GOAL OF THE EXERCISE. Write out the whole listing again, exactly as given.

--- START OF RECORDS FOR THE EXERCISE ---

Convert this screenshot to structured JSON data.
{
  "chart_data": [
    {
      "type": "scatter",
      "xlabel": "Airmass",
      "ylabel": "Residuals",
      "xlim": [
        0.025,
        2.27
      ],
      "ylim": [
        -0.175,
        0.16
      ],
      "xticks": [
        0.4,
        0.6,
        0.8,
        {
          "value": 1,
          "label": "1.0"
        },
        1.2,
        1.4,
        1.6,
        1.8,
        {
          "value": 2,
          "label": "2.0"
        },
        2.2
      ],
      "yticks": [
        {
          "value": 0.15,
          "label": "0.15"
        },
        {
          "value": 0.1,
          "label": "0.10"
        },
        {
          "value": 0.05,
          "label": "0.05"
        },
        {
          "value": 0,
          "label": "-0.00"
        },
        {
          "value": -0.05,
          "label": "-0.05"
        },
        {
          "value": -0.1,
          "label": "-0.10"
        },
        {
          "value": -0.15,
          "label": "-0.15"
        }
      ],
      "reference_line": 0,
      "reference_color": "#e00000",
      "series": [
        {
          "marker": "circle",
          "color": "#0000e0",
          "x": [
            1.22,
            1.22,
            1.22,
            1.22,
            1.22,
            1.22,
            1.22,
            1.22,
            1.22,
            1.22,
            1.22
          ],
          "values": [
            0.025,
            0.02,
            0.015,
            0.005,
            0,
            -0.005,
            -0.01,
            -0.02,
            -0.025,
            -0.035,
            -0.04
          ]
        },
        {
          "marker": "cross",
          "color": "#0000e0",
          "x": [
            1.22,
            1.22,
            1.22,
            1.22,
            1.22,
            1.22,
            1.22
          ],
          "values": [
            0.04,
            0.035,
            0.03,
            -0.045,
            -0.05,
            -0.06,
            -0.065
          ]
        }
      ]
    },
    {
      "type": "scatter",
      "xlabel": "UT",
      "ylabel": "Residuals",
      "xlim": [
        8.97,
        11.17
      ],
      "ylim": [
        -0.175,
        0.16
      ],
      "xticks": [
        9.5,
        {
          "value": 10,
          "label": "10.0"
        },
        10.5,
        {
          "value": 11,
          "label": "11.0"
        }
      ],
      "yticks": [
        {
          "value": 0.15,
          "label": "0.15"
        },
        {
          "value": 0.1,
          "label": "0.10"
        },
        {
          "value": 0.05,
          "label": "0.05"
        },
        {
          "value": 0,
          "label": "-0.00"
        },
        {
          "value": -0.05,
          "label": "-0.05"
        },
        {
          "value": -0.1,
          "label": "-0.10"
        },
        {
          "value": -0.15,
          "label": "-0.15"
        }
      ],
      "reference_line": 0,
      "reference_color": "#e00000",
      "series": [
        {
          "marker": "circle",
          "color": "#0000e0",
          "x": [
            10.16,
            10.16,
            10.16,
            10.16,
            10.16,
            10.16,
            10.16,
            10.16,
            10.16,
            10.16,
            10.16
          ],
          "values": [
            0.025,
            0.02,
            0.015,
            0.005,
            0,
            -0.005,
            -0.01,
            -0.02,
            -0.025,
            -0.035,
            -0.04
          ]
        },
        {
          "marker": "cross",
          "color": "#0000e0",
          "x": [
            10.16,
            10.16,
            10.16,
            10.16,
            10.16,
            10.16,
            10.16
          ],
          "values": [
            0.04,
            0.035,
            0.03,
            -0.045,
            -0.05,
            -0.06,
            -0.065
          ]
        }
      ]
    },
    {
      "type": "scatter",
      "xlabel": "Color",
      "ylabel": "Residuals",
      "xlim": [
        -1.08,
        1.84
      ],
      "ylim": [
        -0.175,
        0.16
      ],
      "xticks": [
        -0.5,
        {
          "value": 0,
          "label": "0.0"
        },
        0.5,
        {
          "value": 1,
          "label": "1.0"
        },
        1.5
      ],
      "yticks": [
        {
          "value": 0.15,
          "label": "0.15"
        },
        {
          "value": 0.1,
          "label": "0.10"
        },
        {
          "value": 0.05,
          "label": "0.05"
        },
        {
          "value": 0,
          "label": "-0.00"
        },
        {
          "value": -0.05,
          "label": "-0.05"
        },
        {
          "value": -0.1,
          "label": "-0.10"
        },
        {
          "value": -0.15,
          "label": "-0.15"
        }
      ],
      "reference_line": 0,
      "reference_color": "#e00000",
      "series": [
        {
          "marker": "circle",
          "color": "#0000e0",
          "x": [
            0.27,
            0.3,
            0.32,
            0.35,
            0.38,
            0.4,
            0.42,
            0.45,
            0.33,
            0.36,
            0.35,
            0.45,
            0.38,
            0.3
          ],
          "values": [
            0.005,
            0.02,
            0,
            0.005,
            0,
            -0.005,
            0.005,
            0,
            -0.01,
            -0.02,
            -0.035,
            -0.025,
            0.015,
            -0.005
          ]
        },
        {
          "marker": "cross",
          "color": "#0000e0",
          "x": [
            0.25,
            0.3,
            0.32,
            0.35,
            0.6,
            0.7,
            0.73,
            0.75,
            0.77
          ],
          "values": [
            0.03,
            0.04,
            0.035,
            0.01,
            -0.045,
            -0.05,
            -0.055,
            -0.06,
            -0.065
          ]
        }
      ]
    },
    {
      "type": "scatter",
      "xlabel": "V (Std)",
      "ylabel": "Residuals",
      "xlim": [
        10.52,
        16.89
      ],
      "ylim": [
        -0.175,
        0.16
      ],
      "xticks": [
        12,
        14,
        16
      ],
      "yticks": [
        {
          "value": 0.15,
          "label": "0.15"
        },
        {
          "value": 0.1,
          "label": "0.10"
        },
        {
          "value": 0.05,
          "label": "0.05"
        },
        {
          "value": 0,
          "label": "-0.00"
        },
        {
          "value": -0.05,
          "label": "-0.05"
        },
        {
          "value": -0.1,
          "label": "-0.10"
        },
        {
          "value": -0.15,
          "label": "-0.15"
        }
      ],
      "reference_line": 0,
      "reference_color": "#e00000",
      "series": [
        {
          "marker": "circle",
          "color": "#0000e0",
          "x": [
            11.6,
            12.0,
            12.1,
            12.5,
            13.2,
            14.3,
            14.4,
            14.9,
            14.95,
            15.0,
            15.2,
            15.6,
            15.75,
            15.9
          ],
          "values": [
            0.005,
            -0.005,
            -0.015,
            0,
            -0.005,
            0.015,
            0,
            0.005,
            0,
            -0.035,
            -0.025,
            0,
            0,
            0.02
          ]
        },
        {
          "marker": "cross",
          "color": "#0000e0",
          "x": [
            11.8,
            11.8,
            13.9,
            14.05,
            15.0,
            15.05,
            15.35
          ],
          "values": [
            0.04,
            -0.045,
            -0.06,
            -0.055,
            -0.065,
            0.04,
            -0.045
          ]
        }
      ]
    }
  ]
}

--- END OF RECORDS FOR THE EXERCISE ---

THE SOLUTION.
Convert this screenshot to structured JSON data.
{
  "chart_data": [
    {
      "type": "scatter",
      "xlabel": "Airmass",
      "ylabel": "Residuals",
      "xlim": [
        0.025,
        2.27
      ],
      "ylim": [
        -0.175,
        0.16
      ],
      "xticks": [
        0.4,
        0.6,
        0.8,
        {
          "value": 1,
          "label": "1.0"
        },
        1.2,
        1.4,
        1.6,
        1.8,
        {
          "value": 2,
          "label": "2.0"
        },
        2.2
      ],
      "yticks": [
        {
          "value": 0.15,
          "label": "0.15"
        },
        {
          "value": 0.1,
          "label": "0.10"
        },
        {
          "value": 0.05,
          "label": "0.05"
        },
        {
          "value": 0,
          "label": "-0.00"
        },
        {
          "value": -0.05,
          "label": "-0.05"
        },
        {
          "value": -0.1,
          "label": "-0.10"
        },
        {
          "value": -0.15,
          "label": "-0.15"
        }
      ],
      "reference_line": 0,
      "reference_color": "#e00000",
      "series": [
        {
          "marker": "circle",
          "color": "#0000e0",
          "x": [
            1.22,
            1.22,
            1.22,
            1.22,
            1.22,
            1.22,
            1.22,
            1.22,
            1.22,
            1.22,
            1.22
          ],
          "values": [
            0.025,
            0.02,
            0.015,
            0.005,
            0,
            -0.005,
            -0.01,
            -0.02,
            -0.025,
            -0.035,
            -0.04
          ]
        },
        {
          "marker": "cross",
          "color": "#0000e0",
          "x": [
            1.22,
            1.22,
            1.22,
            1.22,
            1.22,
            1.22,
            1.22
          ],
          "values": [
            0.04,
            0.035,
            0.03,
            -0.045,
            -0.05,
            -0.06,
            -0.065
          ]
        }
      ]
    },
    {
      "type": "scatter",
      "xlabel": "UT",
      "ylabel": "Residuals",
      "xlim": [
        8.97,
        11.17
      ],
      "ylim": [
        -0.175,
        0.16
      ],
      "xticks": [
        9.5,
        {
          "value": 10,
          "label": "10.0"
        },
        10.5,
        {
          "value": 11,
          "label": "11.0"
        }
      ],
      "yticks": [
        {
          "value": 0.15,
          "label": "0.15"
        },
        {
          "value": 0.1,
          "label": "0.10"
        },
        {
          "value": 0.05,
          "label": "0.05"
        },
        {
          "value": 0,
          "label": "-0.00"
        },
        {
          "value": -0.05,
          "label": "-0.05"
        },
        {
          "value": -0.1,
          "label": "-0.10"
        },
        {
          "value": -0.15,
          "label": "-0.15"
        }
      ],
      "reference_line": 0,
      "reference_color": "#e00000",
      "series": [
        {
          "marker": "circle",
          "color": "#0000e0",
          "x": [
            10.16,
            10.16,
            10.16,
            10.16,
            10.16,
            10.16,
            10.16,
            10.16,
            10.16,
            10.16,
            10.16
          ],
          "values": [
            0.025,
            0.02,
            0.015,
            0.005,
            0,
            -0.005,
            -0.01,
            -0.02,
            -0.025,
            -0.035,
            -0.04
          ]
        },
        {
          "marker": "cross",
          "color": "#0000e0",
          "x": [
            10.16,
            10.16,
            10.16,
            10.16,
            10.16,
            10.16,
            10.16
          ],
          "values": [
            0.04,
            0.035,
            0.03,
            -0.045,
            -0.05,
            -0.06,
            -0.065
          ]
        }
      ]
    },
    {
      "type": "scatter",
      "xlabel": "Color",
      "ylabel": "Residuals",
      "xlim": [
        -1.08,
        1.84
      ],
      "ylim": [
        -0.175,
        0.16
      ],
      "xticks": [
        -0.5,
        {
          "value": 0,
          "label": "0.0"
        },
        0.5,
        {
          "value": 1,
          "label": "1.0"
        },
        1.5
      ],
      "yticks": [
        {
          "value": 0.15,
          "label": "0.15"
        },
        {
          "value": 0.1,
          "label": "0.10"
        },
        {
          "value": 0.05,
          "label": "0.05"
        },
        {
          "value": 0,
          "label": "-0.00"
        },
        {
          "value": -0.05,
          "label": "-0.05"
        },
        {
          "value": -0.1,
          "label": "-0.10"
        },
        {
          "value": -0.15,
          "label": "-0.15"
        }
      ],
      "reference_line": 0,
      "reference_color": "#e00000",
      "series": [
        {
          "marker": "circle",
          "color": "#0000e0",
          "x": [
            0.27,
            0.3,
            0.32,
            0.35,
            0.38,
            0.4,
            0.42,
            0.45,
            0.33,
            0.36,
            0.35,
            0.45,
            0.38,
            0.3
          ],
          "values": [
            0.005,
            0.02,
            0,
            0.005,
            0,
            -0.005,
            0.005,
            0,
            -0.01,
            -0.02,
            -0.035,
            -0.025,
            0.015,
            -0.005
          ]
        },
        {
          "marker": "cross",
          "color": "#0000e0",
          "x": [
            0.25,
            0.3,
            0.32,
            0.35,
            0.6,
            0.7,
            0.73,
            0.75,
            0.77
          ],
          "values": [
            0.03,
            0.04,
            0.035,
            0.01,
            -0.045,
            -0.05,
            -0.055,
            -0.06,
            -0.065
          ]
        }
      ]
    },
    {
      "type": "scatter",
      "xlabel": "V (Std)",
      "ylabel": "Residuals",
      "xlim": [
        10.52,
        16.89
      ],
      "ylim": [
        -0.175,
        0.16
      ],
      "xticks": [
        12,
        14,
        16
      ],
      "yticks": [
        {
          "value": 0.15,
          "label": "0.15"
        },
        {
          "value": 0.1,
          "label": "0.10"
        },
        {
          "value": 0.05,
          "label": "0.05"
        },
        {
          "value": 0,
          "label": "-0.00"
        },
        {
          "value": -0.05,
          "label": "-0.05"
        },
        {
          "value": -0.1,
          "label": "-0.10"
        },
        {
          "value": -0.15,
          "label": "-0.15"
        }
      ],
      "reference_line": 0,
      "reference_color": "#e00000",
      "series": [
        {
          "marker": "circle",
          "color": "#0000e0",
          "x": [
            11.6,
            12.0,
            12.1,
            12.5,
            13.2,
            14.3,
            14.4,
            14.9,
            14.95,
            15.0,
            15.2,
            15.6,
            15.75,
            15.9
          ],
          "values": [
            0.005,
            -0.005,
            -0.015,
            0,
            -0.005,
            0.015,
            0,
            0.005,
            0,
            -0.035,
            -0.025,
            0,
            0,
            0.02
          ]
        },
        {
          "marker": "cross",
          "color": "#0000e0",
          "x": [
            11.8,
            11.8,
            13.9,
            14.05,
            15.0,
            15.05,
            15.35
          ],
          "values": [
            0.04,
            -0.045,
            -0.06,
            -0.055,
            -0.065,
            0.04,
            -0.045
          ]
        }
      ]
    }
  ]
}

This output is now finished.